Prompt. Read the entries below and pull out each line with the string "управления".

Given information.

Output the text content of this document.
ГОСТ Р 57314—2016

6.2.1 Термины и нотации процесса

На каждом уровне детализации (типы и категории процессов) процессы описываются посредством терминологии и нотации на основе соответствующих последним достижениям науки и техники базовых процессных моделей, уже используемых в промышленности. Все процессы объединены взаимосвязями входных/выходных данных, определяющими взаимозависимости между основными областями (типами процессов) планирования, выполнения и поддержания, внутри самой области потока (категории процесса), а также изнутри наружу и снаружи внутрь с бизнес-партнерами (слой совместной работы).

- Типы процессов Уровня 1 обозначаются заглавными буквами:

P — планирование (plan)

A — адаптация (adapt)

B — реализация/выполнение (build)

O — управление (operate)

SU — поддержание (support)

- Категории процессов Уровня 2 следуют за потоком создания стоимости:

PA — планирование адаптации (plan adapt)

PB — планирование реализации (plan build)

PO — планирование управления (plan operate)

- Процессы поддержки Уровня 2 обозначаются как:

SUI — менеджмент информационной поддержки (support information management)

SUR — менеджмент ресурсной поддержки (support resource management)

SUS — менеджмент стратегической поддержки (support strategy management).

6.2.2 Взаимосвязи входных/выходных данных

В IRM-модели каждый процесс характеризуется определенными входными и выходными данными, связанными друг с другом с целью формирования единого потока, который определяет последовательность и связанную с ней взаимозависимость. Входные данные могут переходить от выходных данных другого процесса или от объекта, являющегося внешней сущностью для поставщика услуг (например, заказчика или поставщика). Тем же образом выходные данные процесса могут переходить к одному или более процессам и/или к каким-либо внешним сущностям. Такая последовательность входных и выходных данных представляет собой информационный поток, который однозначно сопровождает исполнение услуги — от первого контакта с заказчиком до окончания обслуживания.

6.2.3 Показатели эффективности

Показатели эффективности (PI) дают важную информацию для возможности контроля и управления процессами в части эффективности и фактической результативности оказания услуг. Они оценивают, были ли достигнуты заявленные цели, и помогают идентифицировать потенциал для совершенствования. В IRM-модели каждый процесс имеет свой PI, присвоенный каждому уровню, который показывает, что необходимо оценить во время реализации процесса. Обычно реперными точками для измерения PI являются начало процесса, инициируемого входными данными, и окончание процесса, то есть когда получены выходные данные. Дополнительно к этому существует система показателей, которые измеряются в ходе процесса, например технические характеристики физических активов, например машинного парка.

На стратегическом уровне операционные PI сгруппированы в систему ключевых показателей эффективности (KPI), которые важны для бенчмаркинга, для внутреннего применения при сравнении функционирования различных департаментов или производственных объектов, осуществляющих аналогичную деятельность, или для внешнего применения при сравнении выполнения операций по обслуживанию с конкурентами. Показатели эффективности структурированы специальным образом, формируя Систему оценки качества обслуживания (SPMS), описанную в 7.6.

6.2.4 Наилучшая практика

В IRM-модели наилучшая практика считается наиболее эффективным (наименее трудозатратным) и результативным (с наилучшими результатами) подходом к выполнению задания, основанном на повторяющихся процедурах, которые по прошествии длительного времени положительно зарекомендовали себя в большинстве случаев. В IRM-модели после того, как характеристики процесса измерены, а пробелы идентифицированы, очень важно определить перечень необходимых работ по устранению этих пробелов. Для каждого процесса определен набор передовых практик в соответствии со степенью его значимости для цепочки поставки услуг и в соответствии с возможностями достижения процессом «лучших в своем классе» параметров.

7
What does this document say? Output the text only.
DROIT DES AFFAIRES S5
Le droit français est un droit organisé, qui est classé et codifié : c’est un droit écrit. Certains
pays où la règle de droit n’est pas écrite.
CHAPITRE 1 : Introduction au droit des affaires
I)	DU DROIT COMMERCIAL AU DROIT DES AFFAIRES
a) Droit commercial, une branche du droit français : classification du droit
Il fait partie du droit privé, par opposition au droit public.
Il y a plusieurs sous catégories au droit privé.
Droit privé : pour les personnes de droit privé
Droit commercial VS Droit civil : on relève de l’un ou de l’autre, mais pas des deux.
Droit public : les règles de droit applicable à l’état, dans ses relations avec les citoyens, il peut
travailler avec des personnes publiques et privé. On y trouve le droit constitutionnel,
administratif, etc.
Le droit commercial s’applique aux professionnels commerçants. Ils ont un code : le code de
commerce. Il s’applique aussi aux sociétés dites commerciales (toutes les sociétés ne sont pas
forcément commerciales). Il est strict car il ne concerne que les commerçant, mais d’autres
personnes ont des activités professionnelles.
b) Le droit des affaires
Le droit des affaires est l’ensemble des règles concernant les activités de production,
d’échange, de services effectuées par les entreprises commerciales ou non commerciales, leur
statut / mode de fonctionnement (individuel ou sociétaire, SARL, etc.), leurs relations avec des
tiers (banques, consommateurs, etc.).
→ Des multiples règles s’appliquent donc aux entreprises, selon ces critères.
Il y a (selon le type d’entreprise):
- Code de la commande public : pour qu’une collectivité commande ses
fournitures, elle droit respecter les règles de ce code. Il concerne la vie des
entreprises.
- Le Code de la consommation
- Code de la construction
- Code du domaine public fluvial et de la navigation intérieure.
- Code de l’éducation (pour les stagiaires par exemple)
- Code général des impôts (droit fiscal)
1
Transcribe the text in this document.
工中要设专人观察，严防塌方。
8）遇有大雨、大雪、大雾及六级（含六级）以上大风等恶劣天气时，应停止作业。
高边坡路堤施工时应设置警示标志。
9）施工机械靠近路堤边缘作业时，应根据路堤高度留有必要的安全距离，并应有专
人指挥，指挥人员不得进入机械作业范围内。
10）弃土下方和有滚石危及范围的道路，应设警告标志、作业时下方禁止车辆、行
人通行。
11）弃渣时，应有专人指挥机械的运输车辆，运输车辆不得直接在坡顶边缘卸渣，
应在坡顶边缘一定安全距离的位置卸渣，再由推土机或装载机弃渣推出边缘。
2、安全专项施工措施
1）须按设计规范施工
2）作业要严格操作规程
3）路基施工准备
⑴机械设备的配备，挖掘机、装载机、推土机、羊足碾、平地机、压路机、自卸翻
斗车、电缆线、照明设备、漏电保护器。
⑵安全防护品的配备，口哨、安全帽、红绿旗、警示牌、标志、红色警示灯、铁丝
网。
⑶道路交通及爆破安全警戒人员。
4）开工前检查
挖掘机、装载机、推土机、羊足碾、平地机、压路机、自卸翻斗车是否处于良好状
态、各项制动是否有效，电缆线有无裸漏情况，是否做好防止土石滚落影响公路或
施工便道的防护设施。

Exercise result.
PO — планирование управления (plan operate)
Показатели эффективности (PI) дают важную информацию для возможности контроля и управления процессами в части эффективности и фактической результативности оказания услуг. Они оценивают, были ли достигнуты заявленные цели, и помогают идентифицировать потенциал для совершенствования. В IRM-модели каждый процесс имеет свой PI, присвоенный каждому уровню, который показывает, что необходимо оценить во время реализации процесса. Обычно реперными точками для измерения PI являются начало процесса, инициируемого входными данными, и окончание процесса, то есть когда получены выходные данные. Дополнительно к этому существует система показателей, которые измеряются в ходе процесса, например технические характеристики физических активов, например машинного парка.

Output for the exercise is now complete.